(Dataset records)
============

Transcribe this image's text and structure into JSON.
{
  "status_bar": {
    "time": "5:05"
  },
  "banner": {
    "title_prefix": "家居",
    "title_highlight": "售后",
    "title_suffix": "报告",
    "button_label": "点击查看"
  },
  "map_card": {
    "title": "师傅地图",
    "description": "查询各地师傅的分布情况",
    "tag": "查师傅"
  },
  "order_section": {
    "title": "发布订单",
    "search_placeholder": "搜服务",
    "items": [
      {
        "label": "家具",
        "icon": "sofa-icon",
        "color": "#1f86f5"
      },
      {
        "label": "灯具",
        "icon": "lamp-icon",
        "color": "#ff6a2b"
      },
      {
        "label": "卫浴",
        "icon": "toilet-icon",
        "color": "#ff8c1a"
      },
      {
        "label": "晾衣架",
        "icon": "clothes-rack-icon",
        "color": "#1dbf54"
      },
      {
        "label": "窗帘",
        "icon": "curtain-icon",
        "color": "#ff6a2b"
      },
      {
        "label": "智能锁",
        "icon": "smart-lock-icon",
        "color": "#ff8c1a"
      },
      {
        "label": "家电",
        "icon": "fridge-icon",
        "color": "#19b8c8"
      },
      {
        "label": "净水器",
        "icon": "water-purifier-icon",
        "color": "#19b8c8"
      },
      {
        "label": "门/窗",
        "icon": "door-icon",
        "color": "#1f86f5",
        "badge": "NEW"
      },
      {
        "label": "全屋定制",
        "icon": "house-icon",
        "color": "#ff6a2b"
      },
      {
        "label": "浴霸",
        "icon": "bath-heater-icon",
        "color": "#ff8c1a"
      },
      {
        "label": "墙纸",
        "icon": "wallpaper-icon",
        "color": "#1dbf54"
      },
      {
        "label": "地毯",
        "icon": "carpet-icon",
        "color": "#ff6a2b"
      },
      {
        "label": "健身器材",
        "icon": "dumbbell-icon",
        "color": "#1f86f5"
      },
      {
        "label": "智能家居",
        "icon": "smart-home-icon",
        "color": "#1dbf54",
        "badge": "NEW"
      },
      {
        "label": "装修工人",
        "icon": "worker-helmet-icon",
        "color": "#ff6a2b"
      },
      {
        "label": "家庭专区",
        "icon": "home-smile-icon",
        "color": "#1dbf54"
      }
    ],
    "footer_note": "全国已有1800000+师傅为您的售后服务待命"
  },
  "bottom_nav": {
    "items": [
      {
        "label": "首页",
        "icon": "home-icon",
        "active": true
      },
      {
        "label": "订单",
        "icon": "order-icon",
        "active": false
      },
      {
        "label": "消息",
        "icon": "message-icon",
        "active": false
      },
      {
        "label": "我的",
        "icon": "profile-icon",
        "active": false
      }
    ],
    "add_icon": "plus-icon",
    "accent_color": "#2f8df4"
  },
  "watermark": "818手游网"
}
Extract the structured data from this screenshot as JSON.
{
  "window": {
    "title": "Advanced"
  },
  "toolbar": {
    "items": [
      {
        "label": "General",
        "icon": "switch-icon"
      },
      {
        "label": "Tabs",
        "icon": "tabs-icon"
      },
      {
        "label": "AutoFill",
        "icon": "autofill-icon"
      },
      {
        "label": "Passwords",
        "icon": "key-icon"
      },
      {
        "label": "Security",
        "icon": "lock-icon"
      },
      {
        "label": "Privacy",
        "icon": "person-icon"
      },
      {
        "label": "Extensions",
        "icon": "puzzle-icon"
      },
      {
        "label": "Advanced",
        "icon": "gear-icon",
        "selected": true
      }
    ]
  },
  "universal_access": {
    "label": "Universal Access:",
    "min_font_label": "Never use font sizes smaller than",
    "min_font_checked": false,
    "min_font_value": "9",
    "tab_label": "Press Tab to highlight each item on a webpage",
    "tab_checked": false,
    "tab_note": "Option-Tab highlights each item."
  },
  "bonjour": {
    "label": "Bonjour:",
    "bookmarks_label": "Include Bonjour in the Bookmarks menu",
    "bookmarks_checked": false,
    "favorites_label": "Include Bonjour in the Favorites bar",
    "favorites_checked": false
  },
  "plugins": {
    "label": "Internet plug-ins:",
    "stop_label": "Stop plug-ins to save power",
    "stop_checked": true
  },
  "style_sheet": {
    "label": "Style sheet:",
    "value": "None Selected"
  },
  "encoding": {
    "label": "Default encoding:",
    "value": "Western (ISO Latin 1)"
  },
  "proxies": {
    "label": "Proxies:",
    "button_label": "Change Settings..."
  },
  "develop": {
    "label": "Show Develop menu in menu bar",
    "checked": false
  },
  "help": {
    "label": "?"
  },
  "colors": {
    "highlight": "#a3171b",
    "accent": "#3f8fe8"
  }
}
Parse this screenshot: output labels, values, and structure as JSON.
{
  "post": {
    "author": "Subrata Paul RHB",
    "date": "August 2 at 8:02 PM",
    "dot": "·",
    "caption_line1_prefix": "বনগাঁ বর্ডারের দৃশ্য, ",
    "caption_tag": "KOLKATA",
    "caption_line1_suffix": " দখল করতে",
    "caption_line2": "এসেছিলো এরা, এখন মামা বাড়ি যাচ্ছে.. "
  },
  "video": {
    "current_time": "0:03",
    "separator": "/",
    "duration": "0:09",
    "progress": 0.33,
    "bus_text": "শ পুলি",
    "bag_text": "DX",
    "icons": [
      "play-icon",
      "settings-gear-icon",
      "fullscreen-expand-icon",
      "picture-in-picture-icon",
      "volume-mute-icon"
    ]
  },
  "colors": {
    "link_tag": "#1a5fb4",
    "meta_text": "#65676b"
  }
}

============

TASK GOAL >>
Every entry should be printed again exactly as written.

RESPONSE >>
Transcribe this image's text and structure into JSON.
{
  "status_bar": {
    "time": "5:05"
  },
  "banner": {
    "title_prefix": "家居",
    "title_highlight": "售后",
    "title_suffix": "报告",
    "button_label": "点击查看"
  },
  "map_card": {
    "title": "师傅地图",
    "description": "查询各地师傅的分布情况",
    "tag": "查师傅"
  },
  "order_section": {
    "title": "发布订单",
    "search_placeholder": "搜服务",
    "items": [
      {
        "label": "家具",
        "icon": "sofa-icon",
        "color": "#1f86f5"
      },
      {
        "label": "灯具",
        "icon": "lamp-icon",
        "color": "#ff6a2b"
      },
      {
        "label": "卫浴",
        "icon": "toilet-icon",
        "color": "#ff8c1a"
      },
      {
        "label": "晾衣架",
        "icon": "clothes-rack-icon",
        "color": "#1dbf54"
      },
      {
        "label": "窗帘",
        "icon": "curtain-icon",
        "color": "#ff6a2b"
      },
      {
        "label": "智能锁",
        "icon": "smart-lock-icon",
        "color": "#ff8c1a"
      },
      {
        "label": "家电",
        "icon": "fridge-icon",
        "color": "#19b8c8"
      },
      {
        "label": "净水器",
        "icon": "water-purifier-icon",
        "color": "#19b8c8"
      },
      {
        "label": "门/窗",
        "icon": "door-icon",
        "color": "#1f86f5",
        "badge": "NEW"
      },
      {
        "label": "全屋定制",
        "icon": "house-icon",
        "color": "#ff6a2b"
      },
      {
        "label": "浴霸",
        "icon": "bath-heater-icon",
        "color": "#ff8c1a"
      },
      {
        "label": "墙纸",
        "icon": "wallpaper-icon",
        "color": "#1dbf54"
      },
      {
        "label": "地毯",
        "icon": "carpet-icon",
        "color": "#ff6a2b"
      },
      {
        "label": "健身器材",
        "icon": "dumbbell-icon",
        "color": "#1f86f5"
      },
      {
        "label": "智能家居",
        "icon": "smart-home-icon",
        "color": "#1dbf54",
        "badge": "NEW"
      },
      {
        "label": "装修工人",
        "icon": "worker-helmet-icon",
        "color": "#ff6a2b"
      },
      {
        "label": "家庭专区",
        "icon": "home-smile-icon",
        "color": "#1dbf54"
      }
    ],
    "footer_note": "全国已有1800000+师傅为您的售后服务待命"
  },
  "bottom_nav": {
    "items": [
      {
        "label": "首页",
        "icon": "home-icon",
        "active": true
      },
      {
        "label": "订单",
        "icon": "order-icon",
        "active": false
      },
      {
        "label": "消息",
        "icon": "message-icon",
        "active": false
      },
      {
        "label": "我的",
        "icon": "profile-icon",
        "active": false
      }
    ],
    "add_icon": "plus-icon",
    "accent_color": "#2f8df4"
  },
  "watermark": "818手游网"
}
Extract the structured data from this screenshot as JSON.
{
  "window": {
    "title": "Advanced"
  },
  "toolbar": {
    "items": [
      {
        "label": "General",
        "icon": "switch-icon"
      },
      {
        "label": "Tabs",
        "icon": "tabs-icon"
      },
      {
        "label": "AutoFill",
        "icon": "autofill-icon"
      },
      {
        "label": "Passwords",
        "icon": "key-icon"
      },
      {
        "label": "Security",
        "icon": "lock-icon"
      },
      {
        "label": "Privacy",
        "icon": "person-icon"
      },
      {
        "label": "Extensions",
        "icon": "puzzle-icon"
      },
      {
        "label": "Advanced",
        "icon": "gear-icon",
        "selected": true
      }
    ]
  },
  "universal_access": {
    "label": "Universal Access:",
    "min_font_label": "Never use font sizes smaller than",
    "min_font_checked": false,
    "min_font_value": "9",
    "tab_label": "Press Tab to highlight each item on a webpage",
    "tab_checked": false,
    "tab_note": "Option-Tab highlights each item."
  },
  "bonjour": {
    "label": "Bonjour:",
    "bookmarks_label": "Include Bonjour in the Bookmarks menu",
    "bookmarks_checked": false,
    "favorites_label": "Include Bonjour in the Favorites bar",
    "favorites_checked": false
  },
  "plugins": {
    "label": "Internet plug-ins:",
    "stop_label": "Stop plug-ins to save power",
    "stop_checked": true
  },
  "style_sheet": {
    "label": "Style sheet:",
    "value": "None Selected"
  },
  "encoding": {
    "label": "Default encoding:",
    "value": "Western (ISO Latin 1)"
  },
  "proxies": {
    "label": "Proxies:",
    "button_label": "Change Settings..."
  },
  "develop": {
    "label": "Show Develop menu in menu bar",
    "checked": false
  },
  "help": {
    "label": "?"
  },
  "colors": {
    "highlight": "#a3171b",
    "accent": "#3f8fe8"
  }
}
Parse this screenshot: output labels, values, and structure as JSON.
{
  "post": {
    "author": "Subrata Paul RHB",
    "date": "August 2 at 8:02 PM",
    "dot": "·",
    "caption_line1_prefix": "বনগাঁ বর্ডারের দৃশ্য, ",
    "caption_tag": "KOLKATA",
    "caption_line1_suffix": " দখল করতে",
    "caption_line2": "এসেছিলো এরা, এখন মামা বাড়ি যাচ্ছে.. "
  },
  "video": {
    "current_time": "0:03",
    "separator": "/",
    "duration": "0:09",
    "progress": 0.33,
    "bus_text": "শ পুলি",
    "bag_text": "DX",
    "icons": [
      "play-icon",
      "settings-gear-icon",
      "fullscreen-expand-icon",
      "picture-in-picture-icon",
      "volume-mute-icon"
    ]
  },
  "colors": {
    "link_tag": "#1a5fb4",
    "meta_text": "#65676b"
  }
}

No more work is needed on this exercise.